# [Set problem]
Images excluded, repeat each entry below exactly.

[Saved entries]
— Begin —

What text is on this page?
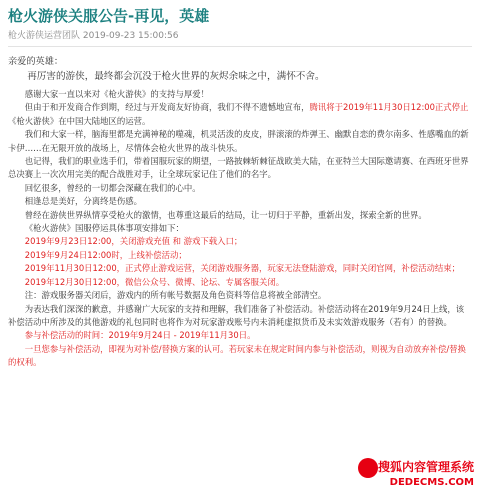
枪火游侠关服公告-再见，英雄
枪火游侠运营团队 2019-09-23 15:00:56

亲爱的英雄：

再厉害的游侠，最终都会沉没于枪火世界的灰烬余味之中，满怀不舍。

感谢大家一直以来对《枪火游侠》的支持与厚爱！

但由于和开发商合作到期，经过与开发商友好协商，我们不得不遗憾地宣布，腾讯将于2019年11月30日12:00正式停止《枪火游侠》在中国大陆地区的运营。

我们和大家一样，脑海里都是充满神秘的噬魂，机灵活泼的皮皮，胖滚滚的炸弹王、幽默自恋的费尔南多、性感嘴血的新卡伊……在无限开放的战场上，尽情体会枪火世界的战斗快乐。

也记得，我们的职业选手们，带着国服玩家的期望，一路披棘斩棘征战欧美大陆，在亚特兰大国际邀请赛、在西班牙世界总决赛上一次次用完美的配合战胜对手，让全球玩家记住了他们的名字。

回忆很多，曾经的一切都会深藏在我们的心中。

相逢总是美好，分离终是伤感。

曾经在游侠世界纵情享受枪火的激情，也尊重这最后的结局，让一切归于平静，重新出发，探索全新的世界。

《枪火游侠》国服停运具体事项安排如下：

2019年9月23日12:00，关闭游戏充值 和 游戏下载入口；

2019年9月24日12:00时，上线补偿活动；

2019年11月30日12:00，正式停止游戏运营，关闭游戏服务器，玩家无法登陆游戏，同时关闭官网，补偿活动结束；

2019年12月30日12:00，微信公众号、微博、论坛、专属客服关闭。

注：游戏服务器关闭后，游戏内的所有帐号数据及角色资料等信息将被全部清空。

为表达我们深深的歉意，并感谢广大玩家的支持和理解，我们准备了补偿活动。补偿活动将在2019年9月24日上线，该补偿活动中所涉及的其他游戏的礼包同时也将作为对玩家游戏账号内未消耗虚拟货币及未实效游戏服务（若有）的替换。

参与补偿活动的时间：2019年9月24日 - 2019年11月30日。

一旦您参与补偿活动，即视为对补偿/替换方案的认可。若玩家未在规定时间内参与补偿活动，则视为自动放弃补偿/替换的权利。

搜狐内容管理系统
DEDECMS.COM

— End —

# [Answer to the exercise]
What text is on this page?
枪火游侠关服公告-再见，英雄
枪火游侠运营团队 2019-09-23 15:00:56

亲爱的英雄：

再厉害的游侠，最终都会沉没于枪火世界的灰烬余味之中，满怀不舍。

感谢大家一直以来对《枪火游侠》的支持与厚爱！

但由于和开发商合作到期，经过与开发商友好协商，我们不得不遗憾地宣布，腾讯将于2019年11月30日12:00正式停止《枪火游侠》在中国大陆地区的运营。

我们和大家一样，脑海里都是充满神秘的噬魂，机灵活泼的皮皮，胖滚滚的炸弹王、幽默自恋的费尔南多、性感嘴血的新卡伊……在无限开放的战场上，尽情体会枪火世界的战斗快乐。

也记得，我们的职业选手们，带着国服玩家的期望，一路披棘斩棘征战欧美大陆，在亚特兰大国际邀请赛、在西班牙世界总决赛上一次次用完美的配合战胜对手，让全球玩家记住了他们的名字。

回忆很多，曾经的一切都会深藏在我们的心中。

相逢总是美好，分离终是伤感。

曾经在游侠世界纵情享受枪火的激情，也尊重这最后的结局，让一切归于平静，重新出发，探索全新的世界。

《枪火游侠》国服停运具体事项安排如下：

2019年9月23日12:00，关闭游戏充值 和 游戏下载入口；

2019年9月24日12:00时，上线补偿活动；

2019年11月30日12:00，正式停止游戏运营，关闭游戏服务器，玩家无法登陆游戏，同时关闭官网，补偿活动结束；

2019年12月30日12:00，微信公众号、微博、论坛、专属客服关闭。

注：游戏服务器关闭后，游戏内的所有帐号数据及角色资料等信息将被全部清空。

为表达我们深深的歉意，并感谢广大玩家的支持和理解，我们准备了补偿活动。补偿活动将在2019年9月24日上线，该补偿活动中所涉及的其他游戏的礼包同时也将作为对玩家游戏账号内未消耗虚拟货币及未实效游戏服务（若有）的替换。

参与补偿活动的时间：2019年9月24日 - 2019年11月30日。

一旦您参与补偿活动，即视为对补偿/替换方案的认可。若玩家未在规定时间内参与补偿活动，则视为自动放弃补偿/替换的权利。

搜狐内容管理系统
DEDECMS.COM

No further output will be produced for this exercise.